**WHAT YOU SHOULD DO:** Print the data exactly, leaving nothing out.

[Stored entries]
** start **
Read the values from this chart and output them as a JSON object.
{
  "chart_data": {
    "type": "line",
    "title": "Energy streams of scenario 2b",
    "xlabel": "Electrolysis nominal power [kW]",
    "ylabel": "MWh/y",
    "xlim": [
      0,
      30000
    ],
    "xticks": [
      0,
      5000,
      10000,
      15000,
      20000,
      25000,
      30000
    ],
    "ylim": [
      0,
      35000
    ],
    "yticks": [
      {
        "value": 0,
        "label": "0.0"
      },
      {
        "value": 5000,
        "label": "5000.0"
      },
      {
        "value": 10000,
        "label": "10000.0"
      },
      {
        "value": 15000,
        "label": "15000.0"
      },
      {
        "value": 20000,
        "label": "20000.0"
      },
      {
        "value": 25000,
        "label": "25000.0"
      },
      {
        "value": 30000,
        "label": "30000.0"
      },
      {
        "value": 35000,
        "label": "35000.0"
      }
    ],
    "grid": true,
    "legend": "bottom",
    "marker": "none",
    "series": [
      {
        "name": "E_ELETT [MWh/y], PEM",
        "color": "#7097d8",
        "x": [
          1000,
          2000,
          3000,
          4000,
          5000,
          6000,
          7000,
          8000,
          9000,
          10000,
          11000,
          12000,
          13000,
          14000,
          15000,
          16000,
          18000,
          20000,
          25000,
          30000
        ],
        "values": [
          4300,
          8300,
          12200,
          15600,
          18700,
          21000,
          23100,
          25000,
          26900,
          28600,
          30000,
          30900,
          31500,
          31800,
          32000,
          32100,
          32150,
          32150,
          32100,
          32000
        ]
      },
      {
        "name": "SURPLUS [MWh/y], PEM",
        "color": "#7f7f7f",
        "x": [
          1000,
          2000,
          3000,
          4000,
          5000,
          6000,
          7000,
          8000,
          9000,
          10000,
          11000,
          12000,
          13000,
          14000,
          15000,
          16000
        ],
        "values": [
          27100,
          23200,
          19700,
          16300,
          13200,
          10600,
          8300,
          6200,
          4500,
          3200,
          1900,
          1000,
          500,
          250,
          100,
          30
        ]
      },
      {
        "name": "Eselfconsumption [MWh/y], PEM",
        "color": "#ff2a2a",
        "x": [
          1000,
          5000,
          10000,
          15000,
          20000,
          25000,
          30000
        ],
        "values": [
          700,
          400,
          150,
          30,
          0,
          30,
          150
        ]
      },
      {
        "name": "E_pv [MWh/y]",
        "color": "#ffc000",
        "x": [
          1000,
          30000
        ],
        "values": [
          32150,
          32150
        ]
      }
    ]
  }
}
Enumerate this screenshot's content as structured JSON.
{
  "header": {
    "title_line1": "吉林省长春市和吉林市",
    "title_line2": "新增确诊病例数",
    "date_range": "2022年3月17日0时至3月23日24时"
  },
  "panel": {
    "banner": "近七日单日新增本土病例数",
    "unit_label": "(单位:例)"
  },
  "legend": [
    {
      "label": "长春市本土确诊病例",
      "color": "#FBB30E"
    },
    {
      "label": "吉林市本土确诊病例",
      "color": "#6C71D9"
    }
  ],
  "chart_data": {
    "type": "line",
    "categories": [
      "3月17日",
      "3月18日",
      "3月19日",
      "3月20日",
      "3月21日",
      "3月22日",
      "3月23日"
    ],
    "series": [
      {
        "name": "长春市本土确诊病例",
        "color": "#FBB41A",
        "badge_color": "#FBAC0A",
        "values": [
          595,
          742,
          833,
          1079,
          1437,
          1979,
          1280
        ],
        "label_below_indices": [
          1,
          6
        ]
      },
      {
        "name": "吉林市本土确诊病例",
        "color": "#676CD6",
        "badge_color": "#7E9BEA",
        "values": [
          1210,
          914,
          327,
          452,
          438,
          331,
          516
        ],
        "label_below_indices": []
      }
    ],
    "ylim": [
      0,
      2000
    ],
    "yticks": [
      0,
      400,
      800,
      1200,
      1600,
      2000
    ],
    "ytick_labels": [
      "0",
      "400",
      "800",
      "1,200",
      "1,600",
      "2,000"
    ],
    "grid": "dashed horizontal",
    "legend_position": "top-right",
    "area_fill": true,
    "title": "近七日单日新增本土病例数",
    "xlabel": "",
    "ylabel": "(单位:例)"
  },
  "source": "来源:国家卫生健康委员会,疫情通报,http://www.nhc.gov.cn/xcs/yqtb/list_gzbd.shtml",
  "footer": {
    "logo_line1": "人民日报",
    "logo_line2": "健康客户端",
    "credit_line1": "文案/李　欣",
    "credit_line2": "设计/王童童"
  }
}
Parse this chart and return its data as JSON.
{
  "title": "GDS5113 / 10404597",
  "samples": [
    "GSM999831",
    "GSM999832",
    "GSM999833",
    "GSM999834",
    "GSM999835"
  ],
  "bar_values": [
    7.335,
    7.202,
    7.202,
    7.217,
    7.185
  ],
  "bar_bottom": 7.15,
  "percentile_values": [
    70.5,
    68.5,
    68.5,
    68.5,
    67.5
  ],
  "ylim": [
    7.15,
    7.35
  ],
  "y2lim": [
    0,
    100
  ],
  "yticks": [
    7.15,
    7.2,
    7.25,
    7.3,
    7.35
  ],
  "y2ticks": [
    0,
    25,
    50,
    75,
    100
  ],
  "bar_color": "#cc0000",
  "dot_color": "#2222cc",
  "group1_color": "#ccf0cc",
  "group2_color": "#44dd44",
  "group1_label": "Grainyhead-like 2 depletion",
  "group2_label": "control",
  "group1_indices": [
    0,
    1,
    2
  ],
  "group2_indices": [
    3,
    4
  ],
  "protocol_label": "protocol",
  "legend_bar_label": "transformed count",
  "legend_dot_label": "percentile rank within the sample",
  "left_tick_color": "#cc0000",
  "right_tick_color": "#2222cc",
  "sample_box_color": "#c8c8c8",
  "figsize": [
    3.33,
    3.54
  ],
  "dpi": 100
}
** end **
**WRITTEN ANSWER:**
Read the values from this chart and output them as a JSON object.
{
  "chart_data": {
    "type": "line",
    "title": "Energy streams of scenario 2b",
    "xlabel": "Electrolysis nominal power [kW]",
    "ylabel": "MWh/y",
    "xlim": [
      0,
      30000
    ],
    "xticks": [
      0,
      5000,
      10000,
      15000,
      20000,
      25000,
      30000
    ],
    "ylim": [
      0,
      35000
    ],
    "yticks": [
      {
        "value": 0,
        "label": "0.0"
      },
      {
        "value": 5000,
        "label": "5000.0"
      },
      {
        "value": 10000,
        "label": "10000.0"
      },
      {
        "value": 15000,
        "label": "15000.0"
      },
      {
        "value": 20000,
        "label": "20000.0"
      },
      {
        "value": 25000,
        "label": "25000.0"
      },
      {
        "value": 30000,
        "label": "30000.0"
      },
      {
        "value": 35000,
        "label": "35000.0"
      }
    ],
    "grid": true,
    "legend": "bottom",
    "marker": "none",
    "series": [
      {
        "name": "E_ELETT [MWh/y], PEM",
        "color": "#7097d8",
        "x": [
          1000,
          2000,
          3000,
          4000,
          5000,
          6000,
          7000,
          8000,
          9000,
          10000,
          11000,
          12000,
          13000,
          14000,
          15000,
          16000,
          18000,
          20000,
          25000,
          30000
        ],
        "values": [
          4300,
          8300,
          12200,
          15600,
          18700,
          21000,
          23100,
          25000,
          26900,
          28600,
          30000,
          30900,
          31500,
          31800,
          32000,
          32100,
          32150,
          32150,
          32100,
          32000
        ]
      },
      {
        "name": "SURPLUS [MWh/y], PEM",
        "color": "#7f7f7f",
        "x": [
          1000,
          2000,
          3000,
          4000,
          5000,
          6000,
          7000,
          8000,
          9000,
          10000,
          11000,
          12000,
          13000,
          14000,
          15000,
          16000
        ],
        "values": [
          27100,
          23200,
          19700,
          16300,
          13200,
          10600,
          8300,
          6200,
          4500,
          3200,
          1900,
          1000,
          500,
          250,
          100,
          30
        ]
      },
      {
        "name": "Eselfconsumption [MWh/y], PEM",
        "color": "#ff2a2a",
        "x": [
          1000,
          5000,
          10000,
          15000,
          20000,
          25000,
          30000
        ],
        "values": [
          700,
          400,
          150,
          30,
          0,
          30,
          150
        ]
      },
      {
        "name": "E_pv [MWh/y]",
        "color": "#ffc000",
        "x": [
          1000,
          30000
        ],
        "values": [
          32150,
          32150
        ]
      }
    ]
  }
}
Enumerate this screenshot's content as structured JSON.
{
  "header": {
    "title_line1": "吉林省长春市和吉林市",
    "title_line2": "新增确诊病例数",
    "date_range": "2022年3月17日0时至3月23日24时"
  },
  "panel": {
    "banner": "近七日单日新增本土病例数",
    "unit_label": "(单位:例)"
  },
  "legend": [
    {
      "label": "长春市本土确诊病例",
      "color": "#FBB30E"
    },
    {
      "label": "吉林市本土确诊病例",
      "color": "#6C71D9"
    }
  ],
  "chart_data": {
    "type": "line",
    "categories": [
      "3月17日",
      "3月18日",
      "3月19日",
      "3月20日",
      "3月21日",
      "3月22日",
      "3月23日"
    ],
    "series": [
      {
        "name": "长春市本土确诊病例",
        "color": "#FBB41A",
        "badge_color": "#FBAC0A",
        "values": [
          595,
          742,
          833,
          1079,
          1437,
          1979,
          1280
        ],
        "label_below_indices": [
          1,
          6
        ]
      },
      {
        "name": "吉林市本土确诊病例",
        "color": "#676CD6",
        "badge_color": "#7E9BEA",
        "values": [
          1210,
          914,
          327,
          452,
          438,
          331,
          516
        ],
        "label_below_indices": []
      }
    ],
    "ylim": [
      0,
      2000
    ],
    "yticks": [
      0,
      400,
      800,
      1200,
      1600,
      2000
    ],
    "ytick_labels": [
      "0",
      "400",
      "800",
      "1,200",
      "1,600",
      "2,000"
    ],
    "grid": "dashed horizontal",
    "legend_position": "top-right",
    "area_fill": true,
    "title": "近七日单日新增本土病例数",
    "xlabel": "",
    "ylabel": "(单位:例)"
  },
  "source": "来源:国家卫生健康委员会,疫情通报,http://www.nhc.gov.cn/xcs/yqtb/list_gzbd.shtml",
  "footer": {
    "logo_line1": "人民日报",
    "logo_line2": "健康客户端",
    "credit_line1": "文案/李　欣",
    "credit_line2": "设计/王童童"
  }
}
Parse this chart and return its data as JSON.
{
  "title": "GDS5113 / 10404597",
  "samples": [
    "GSM999831",
    "GSM999832",
    "GSM999833",
    "GSM999834",
    "GSM999835"
  ],
  "bar_values": [
    7.335,
    7.202,
    7.202,
    7.217,
    7.185
  ],
  "bar_bottom": 7.15,
  "percentile_values": [
    70.5,
    68.5,
    68.5,
    68.5,
    67.5
  ],
  "ylim": [
    7.15,
    7.35
  ],
  "y2lim": [
    0,
    100
  ],
  "yticks": [
    7.15,
    7.2,
    7.25,
    7.3,
    7.35
  ],
  "y2ticks": [
    0,
    25,
    50,
    75,
    100
  ],
  "bar_color": "#cc0000",
  "dot_color": "#2222cc",
  "group1_color": "#ccf0cc",
  "group2_color": "#44dd44",
  "group1_label": "Grainyhead-like 2 depletion",
  "group2_label": "control",
  "group1_indices": [
    0,
    1,
    2
  ],
  "group2_indices": [
    3,
    4
  ],
  "protocol_label": "protocol",
  "legend_bar_label": "transformed count",
  "legend_dot_label": "percentile rank within the sample",
  "left_tick_color": "#cc0000",
  "right_tick_color": "#2222cc",
  "sample_box_color": "#c8c8c8",
  "figsize": [
    3.33,
    3.54
  ],
  "dpi": 100
}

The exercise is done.